• Reading text:
And the best way to catch a sale is to set up an alert, at one of the multitude of sites that offer that kind of functionality.

The best sales typically only last a matter of days (or sometimes even hours).  I've booked flights to Hawaii for under $300, Europe for around $400, and major domestic cities in the $100-$150 range.  I don't always get fares that great, but by setting up alerts, I can catch them when they do come along.


----------



## Dori (Jul 4, 2013)

Michael, I'm trying, I'm trying! Prices have not come down since I started. Kauai doesn't seem to get the sale offers like Honolulu and Maui. 

Dori


----------



## STEVIE (Jul 5, 2013)

Michael,
 What are the sites you use for the flight alerts?
Sue


----------



## x3 skier (Jul 5, 2013)

Fare Compare, Kayak, Travelocity, Expedia all have fare alerts. 

Use one or all. 

Cheers


----------



## titan7 (Jul 8, 2013)

• Actions to take:
A – Can you return everything from "Michael, I'm trying, I'm" down to "STEVIE (Jul 5, 2013)" in the forum thread about fare alerts?
B – Will you retype everything in the rows from the one containing "male-tick-label: 10% — [415, 83, 441, 96]" down to the one containing "female-value-label: 0.0% — [577, 362, 603, 374]", including both of those rows?

Element box rows:

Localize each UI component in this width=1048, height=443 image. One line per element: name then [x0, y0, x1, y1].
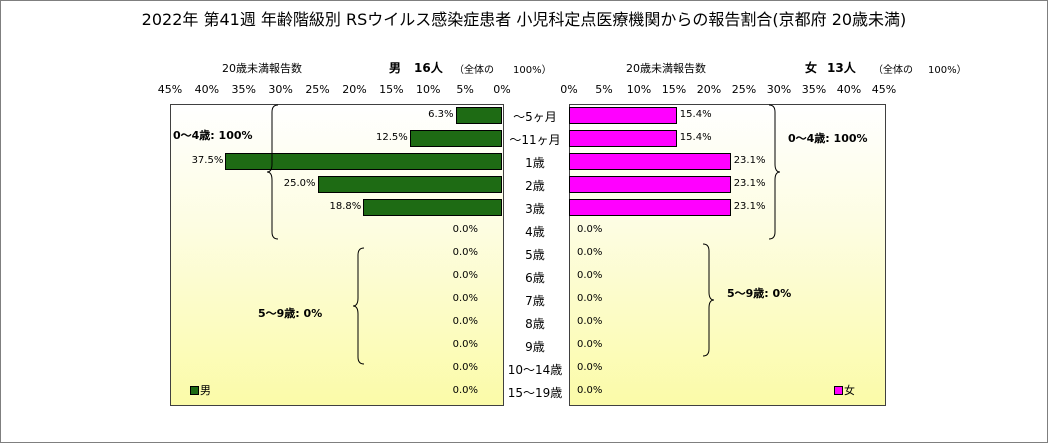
male-tick-label: 10% — [415, 83, 441, 96]
male-total-pct: 100%） — [513, 65, 552, 76]
male-value-label: 0.0% — [452, 223, 478, 235]
female-legend-swatch — [834, 386, 843, 395]
male-tick-label: 45% — [157, 83, 183, 96]
female-total-label: （全体の — [873, 65, 913, 76]
female-total-pct: 100%） — [928, 65, 967, 76]
male-brace-0-4 — [266, 104, 279, 240]
male-bar — [455, 107, 502, 125]
female-note-5-9: 5～9歳: 0% — [727, 287, 792, 300]
female-tick-label: 5% — [595, 83, 613, 96]
category-label: 7歳 — [525, 294, 545, 309]
female-tick-label: 40% — [836, 83, 862, 96]
male-tick-label: 30% — [268, 83, 293, 96]
female-bar — [569, 107, 677, 125]
male-bar — [317, 176, 502, 194]
female-value-label: 0.0% — [577, 247, 603, 258]
male-total-label: （全体の — [454, 65, 494, 76]
female-value-label: 0.0% — [577, 362, 603, 374]
female-tick-label: 30% — [766, 83, 792, 96]
male-tick-label: 15% — [379, 83, 404, 96]
male-value-label: 6.3% — [428, 108, 454, 120]
female-tick-label: 10% — [626, 83, 652, 96]
male-value-label: 18.8% — [329, 200, 362, 212]
male-value-label: 0.0% — [452, 247, 478, 258]
male-sex-label: 男 — [389, 61, 402, 75]
male-tick-label: 20% — [342, 83, 367, 96]
male-note-5-9: 5～9歳: 0% — [258, 307, 323, 320]
male-tick-label: 25% — [305, 83, 330, 96]
male-brace-5-9 — [352, 247, 365, 365]
category-label: 9歳 — [525, 340, 545, 355]
category-label: 3歳 — [525, 201, 545, 216]
category-label: 4歳 — [525, 224, 545, 239]
male-tick-label: 35% — [231, 83, 256, 96]
female-value-label: 0.0% — [577, 385, 603, 397]
female-value-label: 23.1% — [733, 200, 766, 212]
male-legend-label: 男 — [200, 384, 211, 397]
category-label: 10～14歳 — [507, 363, 563, 378]
male-bar — [225, 153, 502, 171]
male-tick-label: 0% — [493, 83, 511, 96]
category-label: 2歳 — [525, 178, 545, 193]
male-value-label: 0.0% — [452, 316, 478, 328]
male-value-label: 0.0% — [452, 270, 478, 282]
category-label: 1歳 — [525, 155, 545, 170]
category-label: ～11ヶ月 — [509, 132, 561, 147]
category-label: 5歳 — [525, 248, 545, 262]
male-tick-label: 40% — [194, 83, 220, 96]
category-label: 6歳 — [525, 271, 545, 286]
male-bar — [363, 199, 502, 217]
chart-title: 2022年 第41週 年齢階級別 RSウイルス感染症患者 小児科定点医療機関から… — [141, 10, 907, 29]
female-tick-label: 20% — [696, 83, 722, 96]
female-bar — [569, 176, 731, 194]
male-value-label: 0.0% — [452, 385, 478, 397]
female-tick-label: 0% — [560, 83, 578, 96]
female-value-label: 0.0% — [577, 293, 603, 305]
female-bar — [569, 153, 731, 171]
female-count-value: 13人 — [827, 61, 856, 75]
category-label: 8歳 — [525, 317, 545, 332]
female-value-label: 15.4% — [679, 108, 712, 120]
male-value-label: 25.0% — [283, 177, 316, 189]
female-value-label: 23.1% — [733, 154, 766, 166]
male-legend-swatch — [190, 386, 199, 395]
female-tick-label: 25% — [731, 83, 757, 96]
male-tick-label: 5% — [456, 83, 474, 96]
female-tick-label: 45% — [871, 83, 897, 96]
female-value-label: 23.1% — [733, 177, 766, 189]
male-bar — [409, 130, 502, 148]
female-value-label: 0.0% — [577, 316, 603, 328]
male-value-label: 0.0% — [452, 293, 478, 305]
male-count-label: 20歳未満報告数 — [222, 62, 302, 75]
female-value-label: 0.0% — [577, 270, 603, 282]
female-bar — [569, 199, 731, 217]
female-tick-label: 35% — [801, 83, 827, 96]
female-note-0-4: 0～4歳: 100% — [788, 132, 868, 145]
female-brace-0-4 — [768, 104, 781, 240]
male-count-value: 16人 — [414, 61, 443, 75]
female-count-label: 20歳未満報告数 — [626, 62, 706, 75]
male-value-label: 0.0% — [452, 362, 478, 374]
category-label: ～5ヶ月 — [513, 109, 557, 124]
male-value-label: 12.5% — [376, 131, 408, 143]
female-brace-5-9 — [702, 243, 715, 357]
category-label: 15～19歳 — [507, 386, 563, 401]
female-sex-label: 女 — [805, 61, 818, 75]
male-value-label: 37.5% — [191, 154, 224, 166]
female-tick-label: 15% — [661, 83, 687, 96]
female-value-label: 15.4% — [679, 131, 712, 143]
male-note-0-4: 0～4歳: 100% — [173, 129, 253, 142]
male-value-label: 0.0% — [452, 339, 478, 351]
female-plot-area — [569, 104, 886, 406]
female-value-label: 0.0% — [577, 223, 603, 235]
female-value-label: 0.0% — [577, 339, 603, 351]
female-legend-label: 女 — [844, 384, 855, 397]
female-bar — [569, 130, 677, 148]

• Expected answers:
A –
Michael, I'm trying, I'm trying! Prices have not come down since I started. Kauai doesn't seem to get the sale offers like Honolulu and Maui. 

Dori


----------



## STEVIE (Jul 5, 2013)

B –
male-tick-label: 10% — [415, 83, 441, 96]
male-total-pct: 100%） — [513, 65, 552, 76]
male-value-label: 0.0% — [452, 223, 478, 235]
female-legend-swatch — [834, 386, 843, 395]
male-tick-label: 45% — [157, 83, 183, 96]
female-total-label: （全体の — [873, 65, 913, 76]
female-total-pct: 100%） — [928, 65, 967, 76]
male-brace-0-4 — [266, 104, 279, 240]
male-bar — [455, 107, 502, 125]
female-note-5-9: 5～9歳: 0% — [727, 287, 792, 300]
female-tick-label: 5% — [595, 83, 613, 96]
category-label: 7歳 — [525, 294, 545, 309]
female-tick-label: 40% — [836, 83, 862, 96]
male-tick-label: 30% — [268, 83, 293, 96]
female-bar — [569, 107, 677, 125]
male-bar — [317, 176, 502, 194]
female-value-label: 0.0% — [577, 247, 603, 258]
male-total-label: （全体の — [454, 65, 494, 76]
female-value-label: 0.0% — [577, 362, 603, 374]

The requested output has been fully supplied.